(Records of layout regions)
* begin *

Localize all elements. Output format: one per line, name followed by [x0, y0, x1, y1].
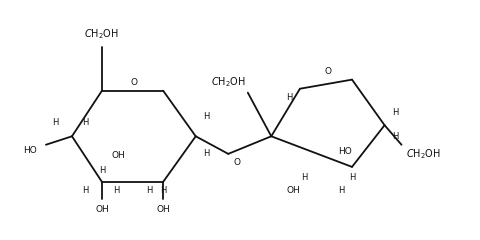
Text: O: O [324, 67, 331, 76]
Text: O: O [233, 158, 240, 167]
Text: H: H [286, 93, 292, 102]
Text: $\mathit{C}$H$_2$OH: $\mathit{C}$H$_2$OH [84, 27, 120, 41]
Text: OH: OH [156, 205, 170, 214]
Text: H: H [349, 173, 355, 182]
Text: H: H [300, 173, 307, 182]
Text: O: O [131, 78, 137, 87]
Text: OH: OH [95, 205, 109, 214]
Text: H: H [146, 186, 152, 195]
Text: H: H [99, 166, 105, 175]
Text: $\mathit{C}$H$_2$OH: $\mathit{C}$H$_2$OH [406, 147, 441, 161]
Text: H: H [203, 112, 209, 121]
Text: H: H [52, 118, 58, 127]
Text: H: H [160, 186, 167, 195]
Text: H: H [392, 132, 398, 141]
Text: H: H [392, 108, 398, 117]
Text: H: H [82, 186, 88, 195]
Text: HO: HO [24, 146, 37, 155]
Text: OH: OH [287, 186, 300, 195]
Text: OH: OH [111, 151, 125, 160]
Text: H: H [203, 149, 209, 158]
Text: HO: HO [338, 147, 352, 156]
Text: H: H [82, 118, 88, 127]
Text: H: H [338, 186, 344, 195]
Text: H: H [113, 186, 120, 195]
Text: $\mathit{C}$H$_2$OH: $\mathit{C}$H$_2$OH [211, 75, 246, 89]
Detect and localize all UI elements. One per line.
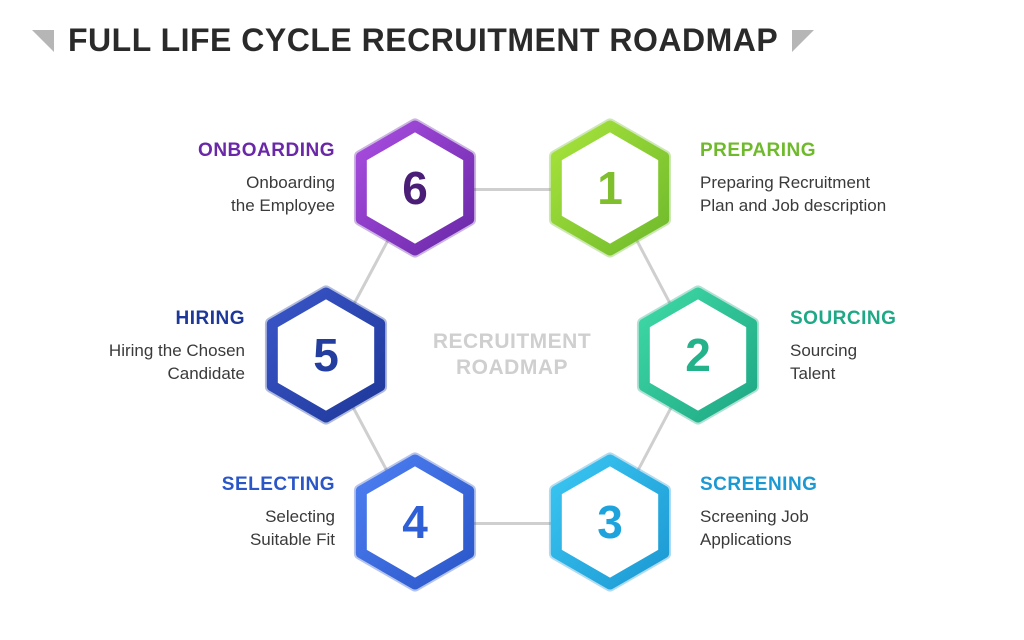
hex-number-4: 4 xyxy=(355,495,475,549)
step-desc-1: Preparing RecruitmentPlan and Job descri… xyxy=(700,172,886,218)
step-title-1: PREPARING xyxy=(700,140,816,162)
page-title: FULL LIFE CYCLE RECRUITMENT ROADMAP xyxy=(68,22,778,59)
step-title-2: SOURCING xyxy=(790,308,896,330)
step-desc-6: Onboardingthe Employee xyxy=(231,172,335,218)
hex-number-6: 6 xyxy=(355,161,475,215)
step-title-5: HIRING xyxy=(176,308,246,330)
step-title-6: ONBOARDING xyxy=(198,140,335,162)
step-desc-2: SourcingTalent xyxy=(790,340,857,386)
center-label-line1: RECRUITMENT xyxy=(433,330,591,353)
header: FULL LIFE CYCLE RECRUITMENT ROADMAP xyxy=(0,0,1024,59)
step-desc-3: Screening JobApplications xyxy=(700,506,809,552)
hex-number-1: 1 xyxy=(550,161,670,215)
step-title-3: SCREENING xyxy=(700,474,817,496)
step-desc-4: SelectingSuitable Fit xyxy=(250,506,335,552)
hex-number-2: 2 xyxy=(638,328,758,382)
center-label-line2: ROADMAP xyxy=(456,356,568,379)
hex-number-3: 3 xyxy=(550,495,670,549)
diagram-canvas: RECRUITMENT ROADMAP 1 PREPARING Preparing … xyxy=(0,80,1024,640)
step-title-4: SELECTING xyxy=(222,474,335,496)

* end *

Copy every line above word for word, leaving the pictures out.

= Solution for this problem =
Localize all elements. Output format: one per line, name followed by [x0, y0, x1, y1].
Text: O: O [324, 67, 331, 76]
Text: O: O [233, 158, 240, 167]
Text: H: H [286, 93, 292, 102]
Text: $\mathit{C}$H$_2$OH: $\mathit{C}$H$_2$OH [84, 27, 120, 41]
Text: OH: OH [156, 205, 170, 214]
Text: H: H [349, 173, 355, 182]
Text: H: H [300, 173, 307, 182]
Text: O: O [131, 78, 137, 87]
Text: OH: OH [95, 205, 109, 214]
Text: H: H [146, 186, 152, 195]
Text: H: H [99, 166, 105, 175]
Text: $\mathit{C}$H$_2$OH: $\mathit{C}$H$_2$OH [406, 147, 441, 161]
Text: H: H [203, 112, 209, 121]
Text: H: H [52, 118, 58, 127]
Text: H: H [160, 186, 167, 195]
Text: H: H [392, 132, 398, 141]
Text: H: H [392, 108, 398, 117]
Text: H: H [82, 186, 88, 195]
Text: HO: HO [24, 146, 37, 155]
Text: OH: OH [287, 186, 300, 195]
Text: OH: OH [111, 151, 125, 160]
Text: H: H [203, 149, 209, 158]
Text: HO: HO [338, 147, 352, 156]
Text: H: H [82, 118, 88, 127]
Text: H: H [338, 186, 344, 195]
Text: H: H [113, 186, 120, 195]
Text: $\mathit{C}$H$_2$OH: $\mathit{C}$H$_2$OH [211, 75, 246, 89]
Detect and localize all UI elements. One per line.
hex-number-4: 4 xyxy=(355,495,475,549)
step-desc-1: Preparing RecruitmentPlan and Job descri… xyxy=(700,172,886,218)
step-title-1: PREPARING xyxy=(700,140,816,162)
page-title: FULL LIFE CYCLE RECRUITMENT ROADMAP xyxy=(68,22,778,59)
step-title-2: SOURCING xyxy=(790,308,896,330)
step-desc-6: Onboardingthe Employee xyxy=(231,172,335,218)
hex-number-6: 6 xyxy=(355,161,475,215)
step-title-5: HIRING xyxy=(176,308,246,330)
step-title-6: ONBOARDING xyxy=(198,140,335,162)
step-desc-2: SourcingTalent xyxy=(790,340,857,386)
center-label-line1: RECRUITMENT xyxy=(433,330,591,353)
header: FULL LIFE CYCLE RECRUITMENT ROADMAP xyxy=(0,0,1024,59)
step-desc-3: Screening JobApplications xyxy=(700,506,809,552)
hex-number-1: 1 xyxy=(550,161,670,215)
step-title-3: SCREENING xyxy=(700,474,817,496)
step-desc-4: SelectingSuitable Fit xyxy=(250,506,335,552)
hex-number-2: 2 xyxy=(638,328,758,382)
center-label-line2: ROADMAP xyxy=(456,356,568,379)
hex-number-3: 3 xyxy=(550,495,670,549)
diagram-canvas: RECRUITMENT ROADMAP 1 PREPARING Preparing … xyxy=(0,80,1024,640)
step-title-4: SELECTING xyxy=(222,474,335,496)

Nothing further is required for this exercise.